**** STORED DATA ****

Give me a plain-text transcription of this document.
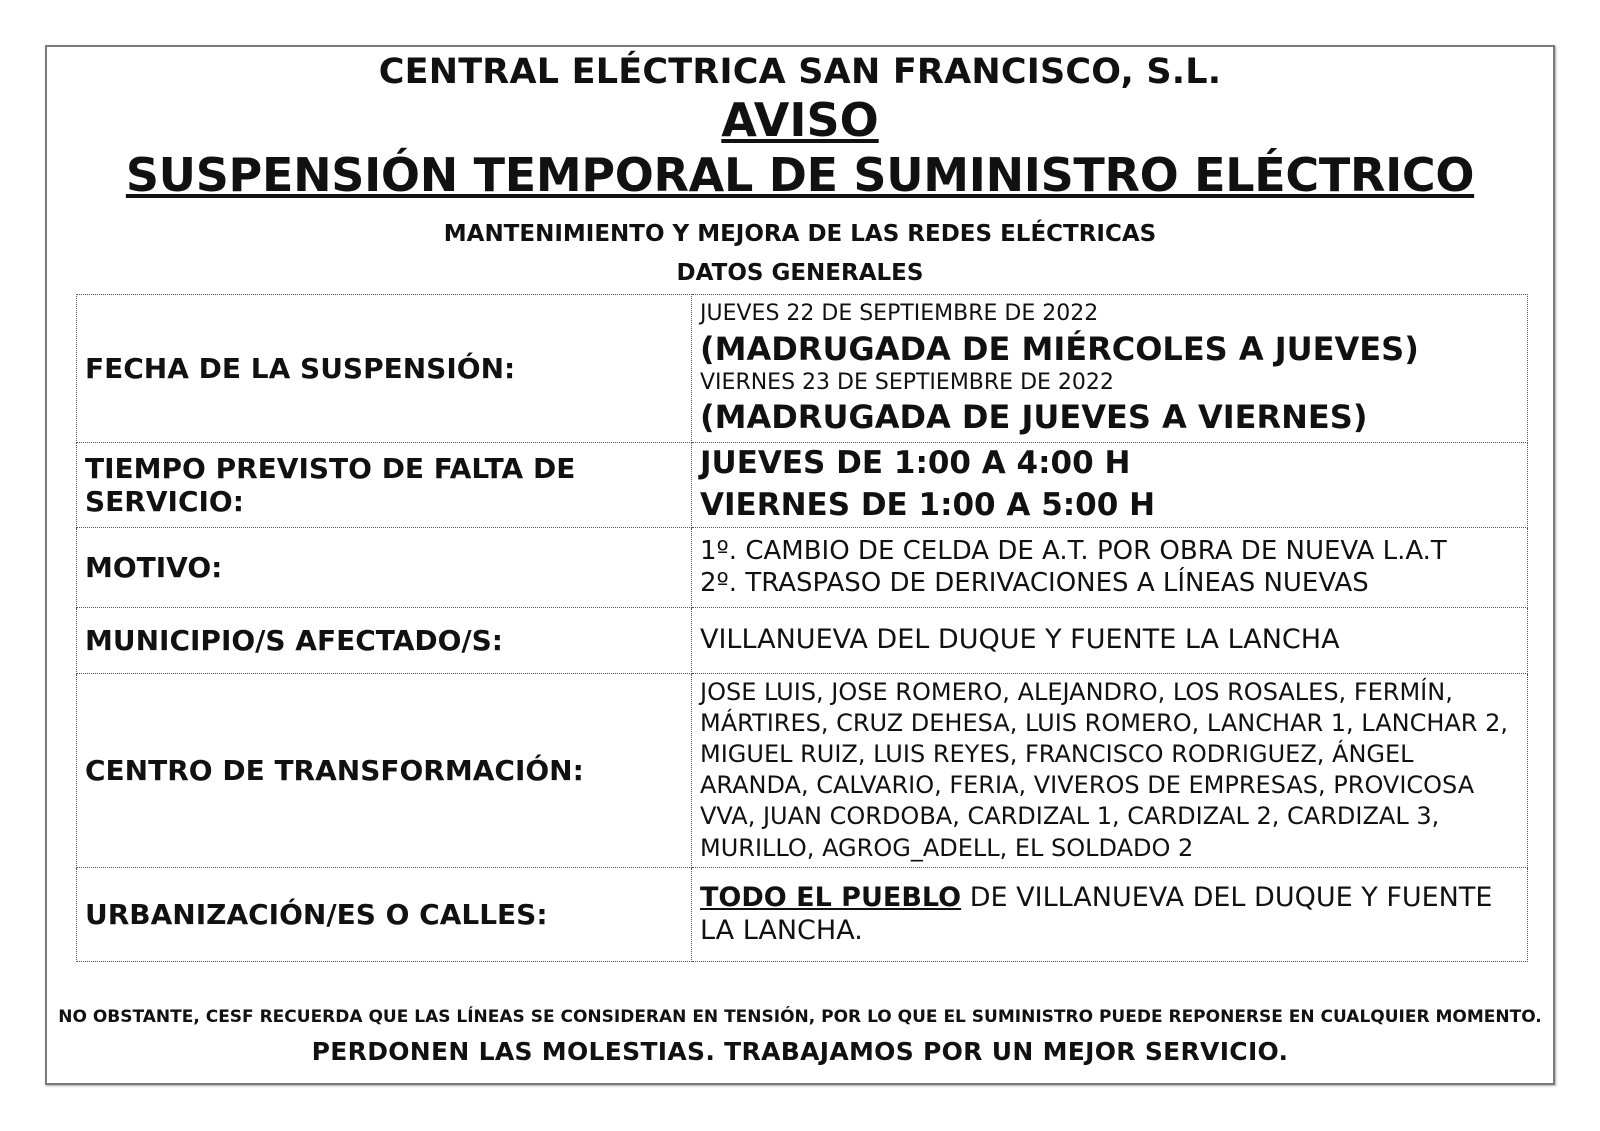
CENTRAL ELÉCTRICA SAN FRANCISCO, S.L.
AVISO
SUSPENSIÓN TEMPORAL DE SUMINISTRO ELÉCTRICO
MANTENIMIENTO Y MEJORA DE LAS REDES ELÉCTRICAS
DATOS GENERALES
FECHA DE LA SUSPENSIÓN:	JUEVES 22 DE SEPTIEMBRE DE 2022
(MADRUGADA DE MIÉRCOLES A JUEVES)
VIERNES 23 DE SEPTIEMBRE DE 2022
(MADRUGADA DE JUEVES A VIERNES)

TIEMPO PREVISTO DE FALTA DE SERVICIO:	JUEVES DE 1:00 A 4:00 H
VIERNES DE 1:00 A 5:00 H

MOTIVO:	1º. CAMBIO DE CELDA DE A.T. POR OBRA DE NUEVA L.A.T
2º. TRASPASO DE DERIVACIONES A LÍNEAS NUEVAS

MUNICIPIO/S AFECTADO/S:	VILLANUEVA DEL DUQUE Y FUENTE LA LANCHA
CENTRO DE TRANSFORMACIÓN:	JOSE LUIS, JOSE ROMERO, ALEJANDRO, LOS ROSALES, FERMÍN, MÁRTIRES, CRUZ DEHESA, LUIS ROMERO, LANCHAR 1, LANCHAR 2, MIGUEL RUIZ, LUIS REYES, FRANCISCO RODRIGUEZ, ÁNGEL ARANDA, CALVARIO, FERIA, VIVEROS DE EMPRESAS, PROVICOSA VVA, JUAN CORDOBA, CARDIZAL 1, CARDIZAL 2, CARDIZAL 3, MURILLO, AGROG_ADELL, EL SOLDADO 2
URBANIZACIÓN/ES O CALLES:	TODO EL PUEBLO DE VILLANUEVA DEL DUQUE Y FUENTE LA LANCHA.
NO OBSTANTE, CESF RECUERDA QUE LAS LÍNEAS SE CONSIDERAN EN TENSIÓN, POR LO QUE EL SUMINISTRO PUEDE REPONERSE EN CUALQUIER MOMENTO.
PERDONEN LAS MOLESTIAS. TRABAJAMOS POR UN MEJOR SERVICIO.
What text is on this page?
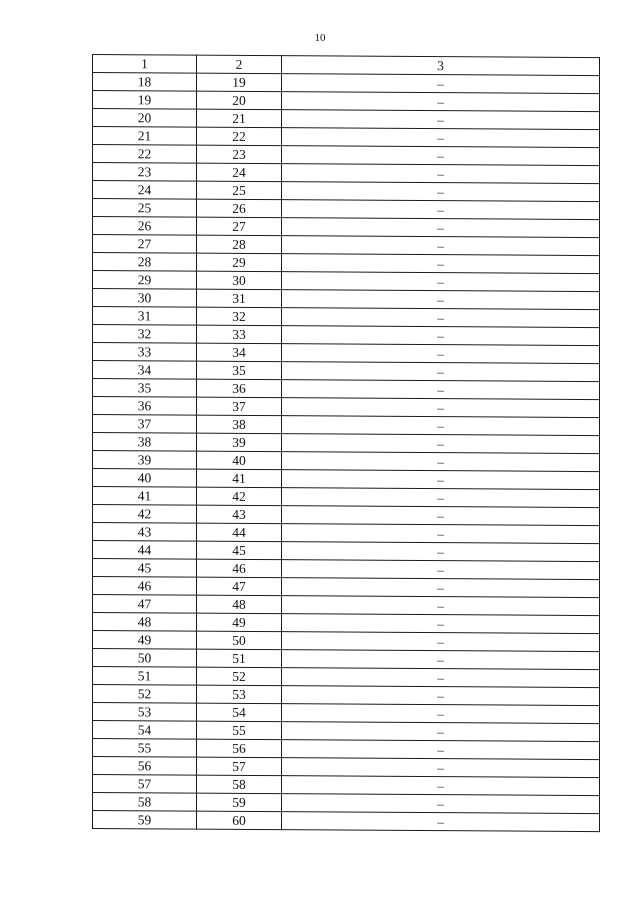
10
1	2	3
18	19	–
19	20	–
20	21	–
21	22	–
22	23	–
23	24	–
24	25	–
25	26	–
26	27	–
27	28	–
28	29	–
29	30	–
30	31	–
31	32	–
32	33	–
33	34	–
34	35	–
35	36	–
36	37	–
37	38	–
38	39	–
39	40	–
40	41	–
41	42	–
42	43	–
43	44	–
44	45	–
45	46	–
46	47	–
47	48	–
48	49	–
49	50	–
50	51	–
51	52	–
52	53	–
53	54	–
54	55	–
55	56	–
56	57	–
57	58	–
58	59	–
59	60	–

****

_WHAT THE TASK ASKS_
Return to the listing above and set it down exactly, leaving out its pictures.

_PROBLEM SOLUTION_
Give me a plain-text transcription of this document.
CENTRAL ELÉCTRICA SAN FRANCISCO, S.L.
AVISO
SUSPENSIÓN TEMPORAL DE SUMINISTRO ELÉCTRICO
MANTENIMIENTO Y MEJORA DE LAS REDES ELÉCTRICAS
DATOS GENERALES
FECHA DE LA SUSPENSIÓN:	JUEVES 22 DE SEPTIEMBRE DE 2022
(MADRUGADA DE MIÉRCOLES A JUEVES)
VIERNES 23 DE SEPTIEMBRE DE 2022
(MADRUGADA DE JUEVES A VIERNES)

TIEMPO PREVISTO DE FALTA DE SERVICIO:	JUEVES DE 1:00 A 4:00 H
VIERNES DE 1:00 A 5:00 H

MOTIVO:	1º. CAMBIO DE CELDA DE A.T. POR OBRA DE NUEVA L.A.T
2º. TRASPASO DE DERIVACIONES A LÍNEAS NUEVAS

MUNICIPIO/S AFECTADO/S:	VILLANUEVA DEL DUQUE Y FUENTE LA LANCHA
CENTRO DE TRANSFORMACIÓN:	JOSE LUIS, JOSE ROMERO, ALEJANDRO, LOS ROSALES, FERMÍN, MÁRTIRES, CRUZ DEHESA, LUIS ROMERO, LANCHAR 1, LANCHAR 2, MIGUEL RUIZ, LUIS REYES, FRANCISCO RODRIGUEZ, ÁNGEL ARANDA, CALVARIO, FERIA, VIVEROS DE EMPRESAS, PROVICOSA VVA, JUAN CORDOBA, CARDIZAL 1, CARDIZAL 2, CARDIZAL 3, MURILLO, AGROG_ADELL, EL SOLDADO 2
URBANIZACIÓN/ES O CALLES:	TODO EL PUEBLO DE VILLANUEVA DEL DUQUE Y FUENTE LA LANCHA.
NO OBSTANTE, CESF RECUERDA QUE LAS LÍNEAS SE CONSIDERAN EN TENSIÓN, POR LO QUE EL SUMINISTRO PUEDE REPONERSE EN CUALQUIER MOMENTO.
PERDONEN LAS MOLESTIAS. TRABAJAMOS POR UN MEJOR SERVICIO.
What text is on this page?
10
1	2	3
18	19	–
19	20	–
20	21	–
21	22	–
22	23	–
23	24	–
24	25	–
25	26	–
26	27	–
27	28	–
28	29	–
29	30	–
30	31	–
31	32	–
32	33	–
33	34	–
34	35	–
35	36	–
36	37	–
37	38	–
38	39	–
39	40	–
40	41	–
41	42	–
42	43	–
43	44	–
44	45	–
45	46	–
46	47	–
47	48	–
48	49	–
49	50	–
50	51	–
51	52	–
52	53	–
53	54	–
54	55	–
55	56	–
56	57	–
57	58	–
58	59	–
59	60	–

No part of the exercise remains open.